→ WHAT IS EXPECTED
Return the listing below word for word.
_____
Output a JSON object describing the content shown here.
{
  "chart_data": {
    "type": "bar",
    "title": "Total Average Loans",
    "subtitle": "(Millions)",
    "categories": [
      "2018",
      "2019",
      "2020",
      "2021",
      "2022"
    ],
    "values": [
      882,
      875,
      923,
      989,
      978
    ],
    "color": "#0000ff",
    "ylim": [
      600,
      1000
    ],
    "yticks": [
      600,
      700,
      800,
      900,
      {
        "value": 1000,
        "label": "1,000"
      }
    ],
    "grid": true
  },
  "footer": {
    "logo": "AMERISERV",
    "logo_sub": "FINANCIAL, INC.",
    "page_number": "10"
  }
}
_____
→ FULL OUTPUT
Output a JSON object describing the content shown here.
{
  "chart_data": {
    "type": "bar",
    "title": "Total Average Loans",
    "subtitle": "(Millions)",
    "categories": [
      "2018",
      "2019",
      "2020",
      "2021",
      "2022"
    ],
    "values": [
      882,
      875,
      923,
      989,
      978
    ],
    "color": "#0000ff",
    "ylim": [
      600,
      1000
    ],
    "yticks": [
      600,
      700,
      800,
      900,
      {
        "value": 1000,
        "label": "1,000"
      }
    ],
    "grid": true
  },
  "footer": {
    "logo": "AMERISERV",
    "logo_sub": "FINANCIAL, INC.",
    "page_number": "10"
  }
}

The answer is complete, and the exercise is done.